(Saved data entries)
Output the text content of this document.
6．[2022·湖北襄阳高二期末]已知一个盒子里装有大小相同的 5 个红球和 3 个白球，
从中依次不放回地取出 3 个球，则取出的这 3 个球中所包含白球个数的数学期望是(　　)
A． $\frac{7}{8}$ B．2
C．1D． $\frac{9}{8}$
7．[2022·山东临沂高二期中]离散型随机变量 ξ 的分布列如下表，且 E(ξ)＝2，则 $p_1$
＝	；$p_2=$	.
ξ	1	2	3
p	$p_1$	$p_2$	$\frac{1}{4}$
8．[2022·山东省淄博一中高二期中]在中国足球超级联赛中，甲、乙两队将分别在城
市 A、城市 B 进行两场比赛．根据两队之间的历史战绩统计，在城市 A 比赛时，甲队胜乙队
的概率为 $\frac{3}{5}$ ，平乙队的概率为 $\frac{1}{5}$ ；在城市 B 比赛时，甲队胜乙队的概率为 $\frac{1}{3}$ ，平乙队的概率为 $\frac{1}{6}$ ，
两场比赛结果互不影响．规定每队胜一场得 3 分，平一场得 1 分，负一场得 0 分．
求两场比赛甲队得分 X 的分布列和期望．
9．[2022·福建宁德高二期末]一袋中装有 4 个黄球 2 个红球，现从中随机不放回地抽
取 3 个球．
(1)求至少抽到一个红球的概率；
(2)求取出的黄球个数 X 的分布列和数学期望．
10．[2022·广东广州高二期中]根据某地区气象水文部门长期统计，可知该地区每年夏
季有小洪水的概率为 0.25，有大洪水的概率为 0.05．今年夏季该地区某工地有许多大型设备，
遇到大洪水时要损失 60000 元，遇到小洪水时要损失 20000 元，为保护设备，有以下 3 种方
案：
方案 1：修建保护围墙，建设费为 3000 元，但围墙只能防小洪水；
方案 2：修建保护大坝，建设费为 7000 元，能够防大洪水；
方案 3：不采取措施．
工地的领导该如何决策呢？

Work instructions:
Find "frac". Copy every line it occurs in.

Complete output:
A． $\frac{7}{8}$ B．2
C．1D． $\frac{9}{8}$
p	$p_1$	$p_2$	$\frac{1}{4}$
的概率为 $\frac{3}{5}$ ，平乙队的概率为 $\frac{1}{5}$ ；在城市 B 比赛时，甲队胜乙队的概率为 $\frac{1}{3}$ ，平乙队的概率为 $\frac{1}{6}$ ，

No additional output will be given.